## Exercise instructions
Can you copy out the data exactly? Leave the images out.

## Raw data
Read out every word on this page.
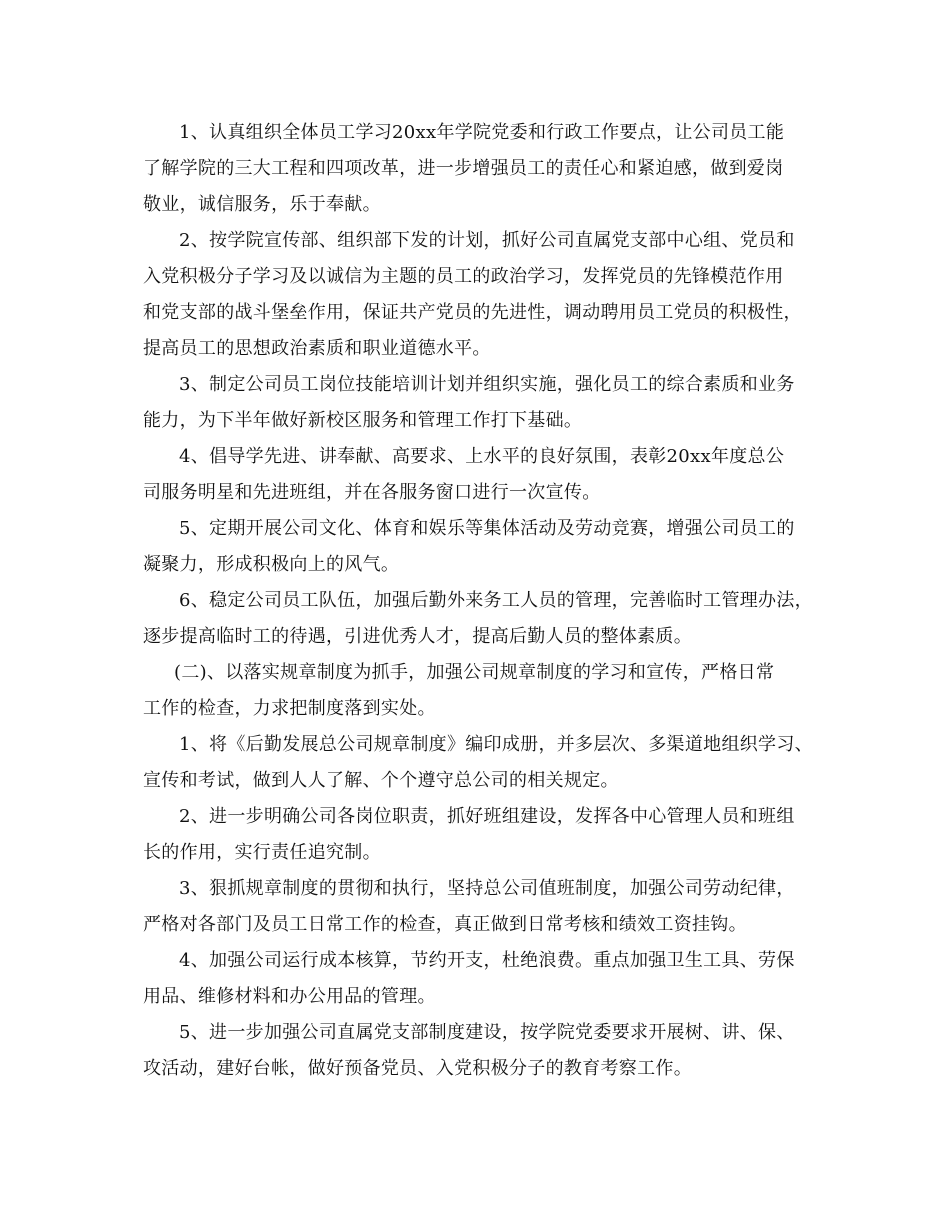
1、认真组织全体员工学习20xx年学院党委和行政工作要点，让公司员工能
了解学院的三大工程和四项改革，进一步增强员工的责任心和紧迫感，做到爱岗
敬业，诚信服务，乐于奉献。

2、按学院宣传部、组织部下发的计划，抓好公司直属党支部中心组、党员和
入党积极分子学习及以诚信为主题的员工的政治学习，发挥党员的先锋模范作用
和党支部的战斗堡垒作用，保证共产党员的先进性，调动聘用员工党员的积极性，
提高员工的思想政治素质和职业道德水平。

3、制定公司员工岗位技能培训计划并组织实施，强化员工的综合素质和业务
能力，为下半年做好新校区服务和管理工作打下基础。

4、倡导学先进、讲奉献、高要求、上水平的良好氛围，表彰20xx年度总公
司服务明星和先进班组，并在各服务窗口进行一次宣传。

5、定期开展公司文化、体育和娱乐等集体活动及劳动竞赛，增强公司员工的
凝聚力，形成积极向上的风气。

6、稳定公司员工队伍，加强后勤外来务工人员的管理，完善临时工管理办法，
逐步提高临时工的待遇，引进优秀人才，提高后勤人员的整体素质。

(二)、以落实规章制度为抓手，加强公司规章制度的学习和宣传，严格日常
工作的检查，力求把制度落到实处。

1、将《后勤发展总公司规章制度》编印成册，并多层次、多渠道地组织学习、
宣传和考试，做到人人了解、个个遵守总公司的相关规定。

2、进一步明确公司各岗位职责，抓好班组建设，发挥各中心管理人员和班组
长的作用，实行责任追究制。

3、狠抓规章制度的贯彻和执行，坚持总公司值班制度，加强公司劳动纪律，
严格对各部门及员工日常工作的检查，真正做到日常考核和绩效工资挂钩。

4、加强公司运行成本核算，节约开支，杜绝浪费。重点加强卫生工具、劳保
用品、维修材料和办公用品的管理。

5、进一步加强公司直属党支部制度建设，按学院党委要求开展树、讲、保、
攻活动，建好台帐，做好预备党员、入党积极分子的教育考察工作。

## Correct result
Read out every word on this page.
1、认真组织全体员工学习20xx年学院党委和行政工作要点，让公司员工能
了解学院的三大工程和四项改革，进一步增强员工的责任心和紧迫感，做到爱岗
敬业，诚信服务，乐于奉献。

2、按学院宣传部、组织部下发的计划，抓好公司直属党支部中心组、党员和
入党积极分子学习及以诚信为主题的员工的政治学习，发挥党员的先锋模范作用
和党支部的战斗堡垒作用，保证共产党员的先进性，调动聘用员工党员的积极性，
提高员工的思想政治素质和职业道德水平。

3、制定公司员工岗位技能培训计划并组织实施，强化员工的综合素质和业务
能力，为下半年做好新校区服务和管理工作打下基础。

4、倡导学先进、讲奉献、高要求、上水平的良好氛围，表彰20xx年度总公
司服务明星和先进班组，并在各服务窗口进行一次宣传。

5、定期开展公司文化、体育和娱乐等集体活动及劳动竞赛，增强公司员工的
凝聚力，形成积极向上的风气。

6、稳定公司员工队伍，加强后勤外来务工人员的管理，完善临时工管理办法，
逐步提高临时工的待遇，引进优秀人才，提高后勤人员的整体素质。

(二)、以落实规章制度为抓手，加强公司规章制度的学习和宣传，严格日常
工作的检查，力求把制度落到实处。

1、将《后勤发展总公司规章制度》编印成册，并多层次、多渠道地组织学习、
宣传和考试，做到人人了解、个个遵守总公司的相关规定。

2、进一步明确公司各岗位职责，抓好班组建设，发挥各中心管理人员和班组
长的作用，实行责任追究制。

3、狠抓规章制度的贯彻和执行，坚持总公司值班制度，加强公司劳动纪律，
严格对各部门及员工日常工作的检查，真正做到日常考核和绩效工资挂钩。

4、加强公司运行成本核算，节约开支，杜绝浪费。重点加强卫生工具、劳保
用品、维修材料和办公用品的管理。

5、进一步加强公司直属党支部制度建设，按学院党委要求开展树、讲、保、
攻活动，建好台帐，做好预备党员、入党积极分子的教育考察工作。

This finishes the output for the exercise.